• Directions: Look through the data for the string "Fixed". Copy every line where it is found.

• Data provided:
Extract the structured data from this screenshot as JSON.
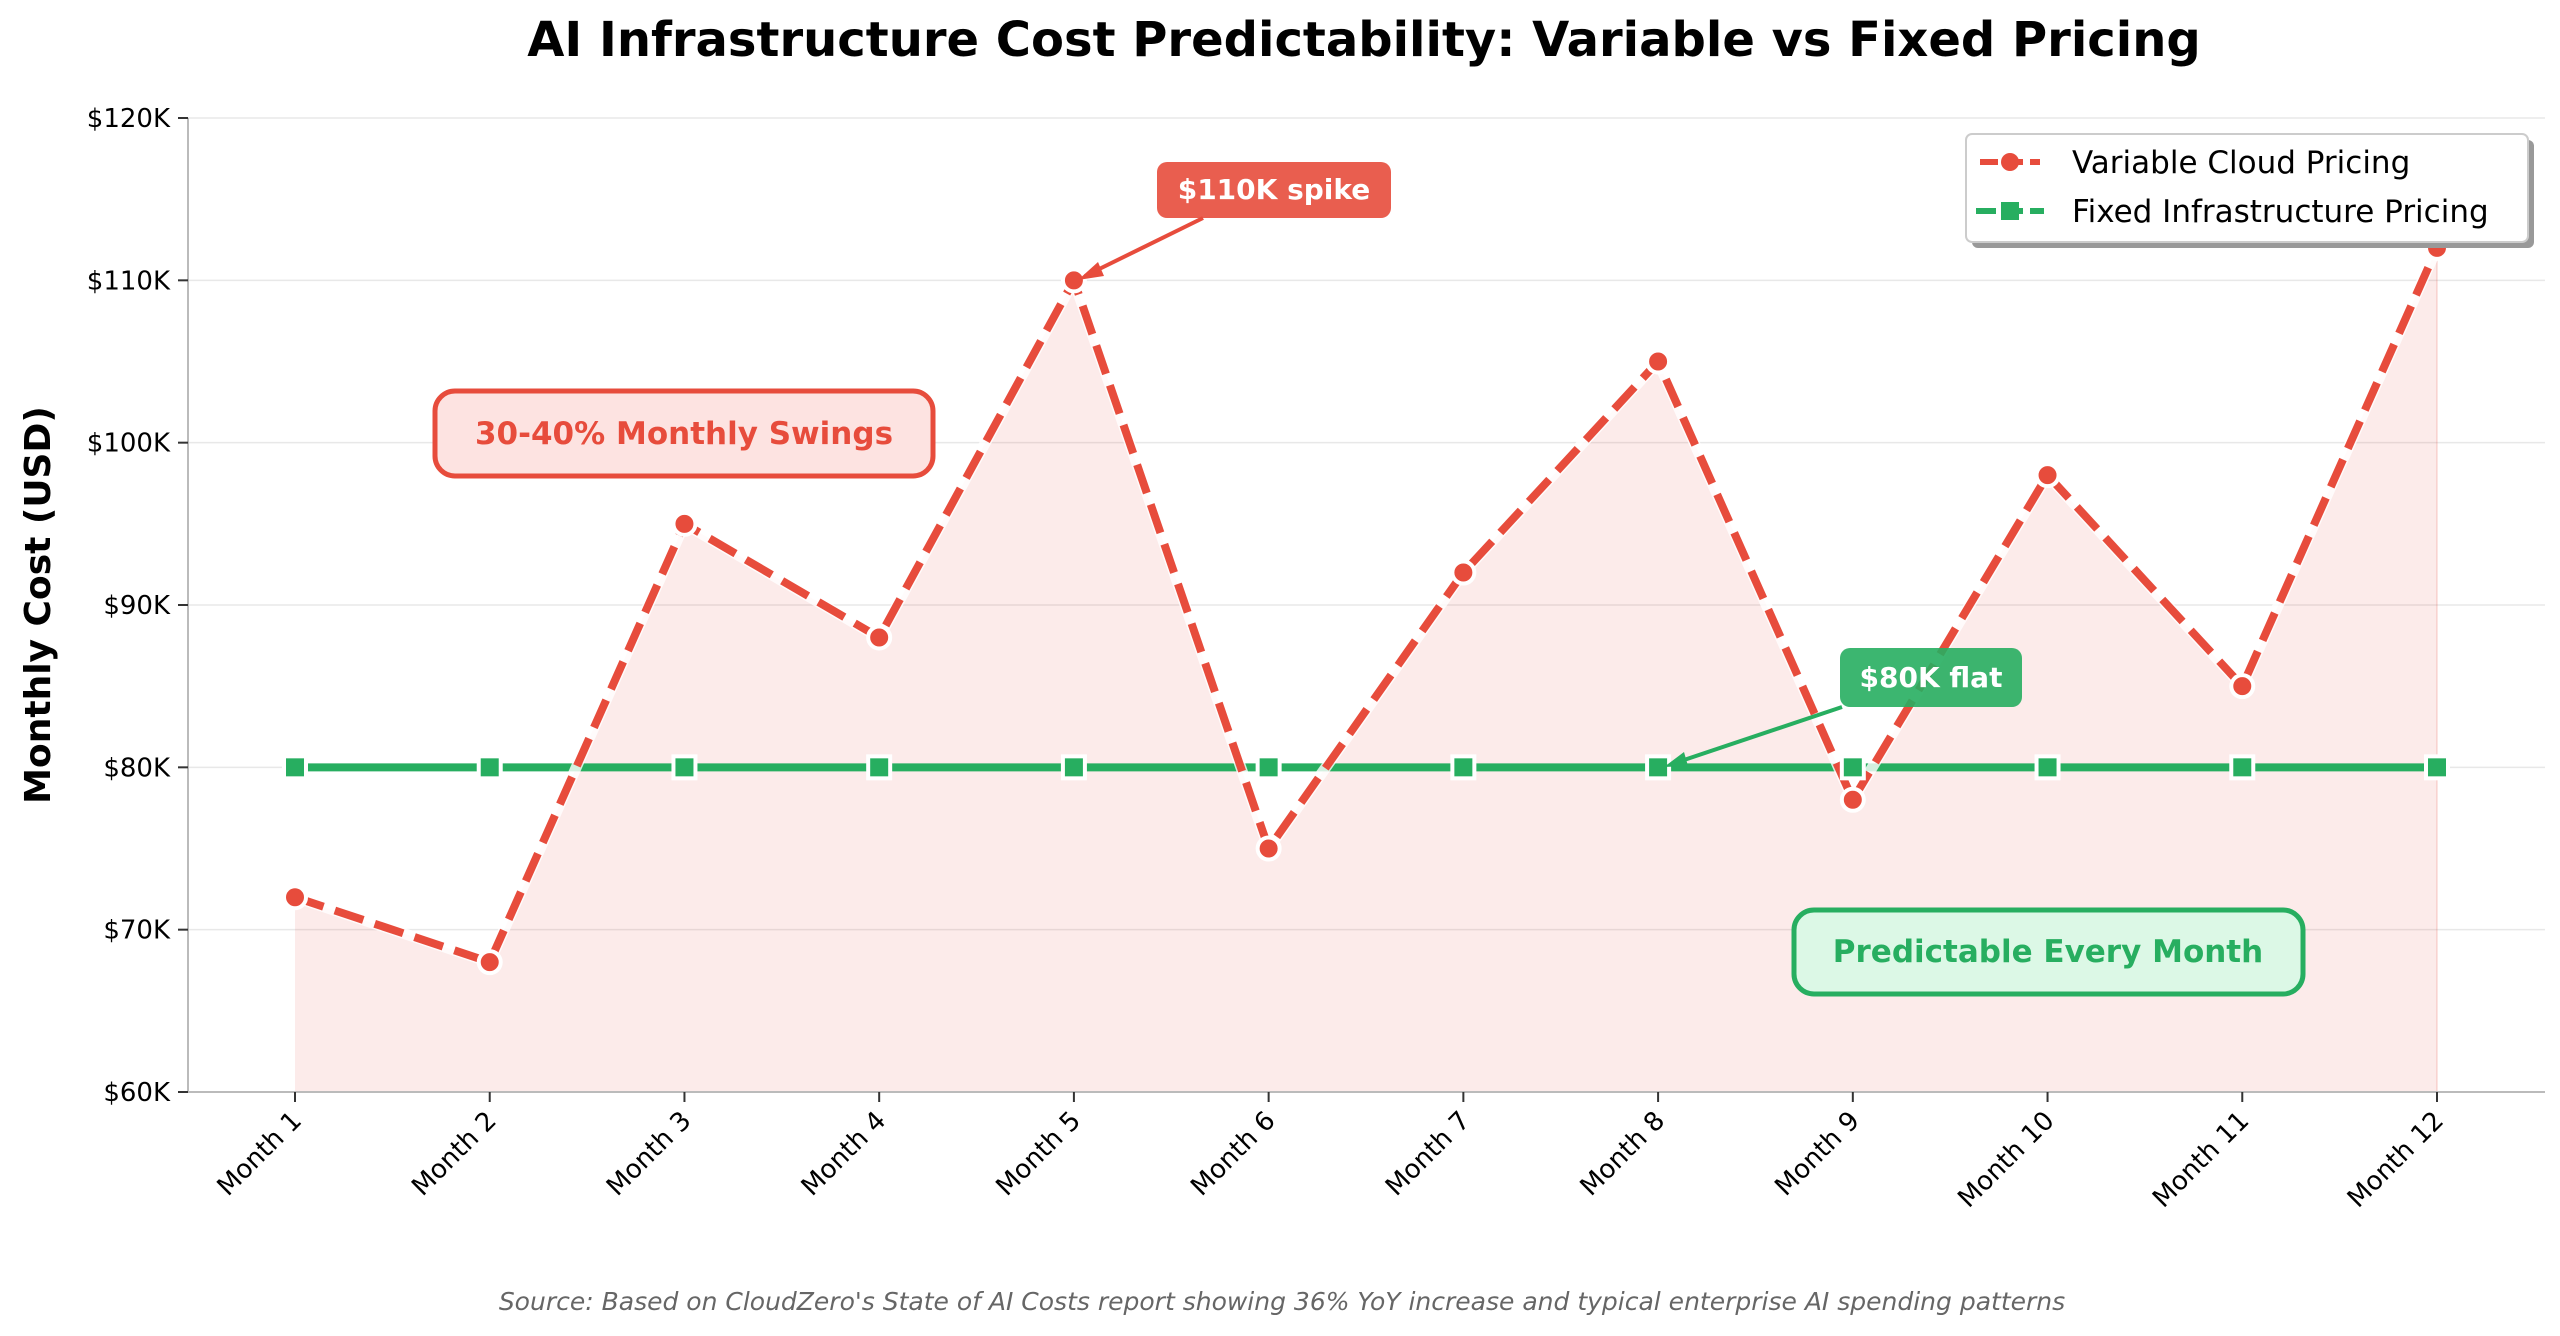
{
  "chart_data": {
    "type": "line",
    "title": "AI Infrastructure Cost Predictability: Variable vs Fixed Pricing",
    "xlabel": "",
    "ylabel": "Monthly Cost (USD)",
    "categories": [
      "Month 1",
      "Month 2",
      "Month 3",
      "Month 4",
      "Month 5",
      "Month 6",
      "Month 7",
      "Month 8",
      "Month 9",
      "Month 10",
      "Month 11",
      "Month 12"
    ],
    "ylim": [
      60000,
      120000
    ],
    "yticks": [
      60000,
      70000,
      80000,
      90000,
      100000,
      110000,
      120000
    ],
    "ytick_labels": [
      "$60K",
      "$70K",
      "$80K",
      "$90K",
      "$100K",
      "$110K",
      "$120K"
    ],
    "grid": "horizontal",
    "legend_position": "top-right",
    "series": [
      {
        "name": "Variable Cloud Pricing",
        "color": "#e74c3c",
        "style": "dashed",
        "marker": "circle",
        "fill": true,
        "values": [
          72000,
          68000,
          95000,
          88000,
          110000,
          75000,
          92000,
          105000,
          78000,
          98000,
          85000,
          112000
        ]
      },
      {
        "name": "Fixed Infrastructure Pricing",
        "color": "#27ae60",
        "style": "dashed",
        "marker": "square",
        "values": [
          80000,
          80000,
          80000,
          80000,
          80000,
          80000,
          80000,
          80000,
          80000,
          80000,
          80000,
          80000
        ]
      }
    ],
    "annotations": {
      "spike": "$110K spike",
      "swings": "30-40% Monthly Swings",
      "flat": "$80K flat",
      "predictable": "Predictable Every Month"
    },
    "source": "Source: Based on CloudZero's State of AI Costs report showing 36% YoY increase and typical enterprise AI spending patterns"
  }
}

• Answer to the exercise:
    "title": "AI Infrastructure Cost Predictability: Variable vs Fixed Pricing",
        "name": "Fixed Infrastructure Pricing",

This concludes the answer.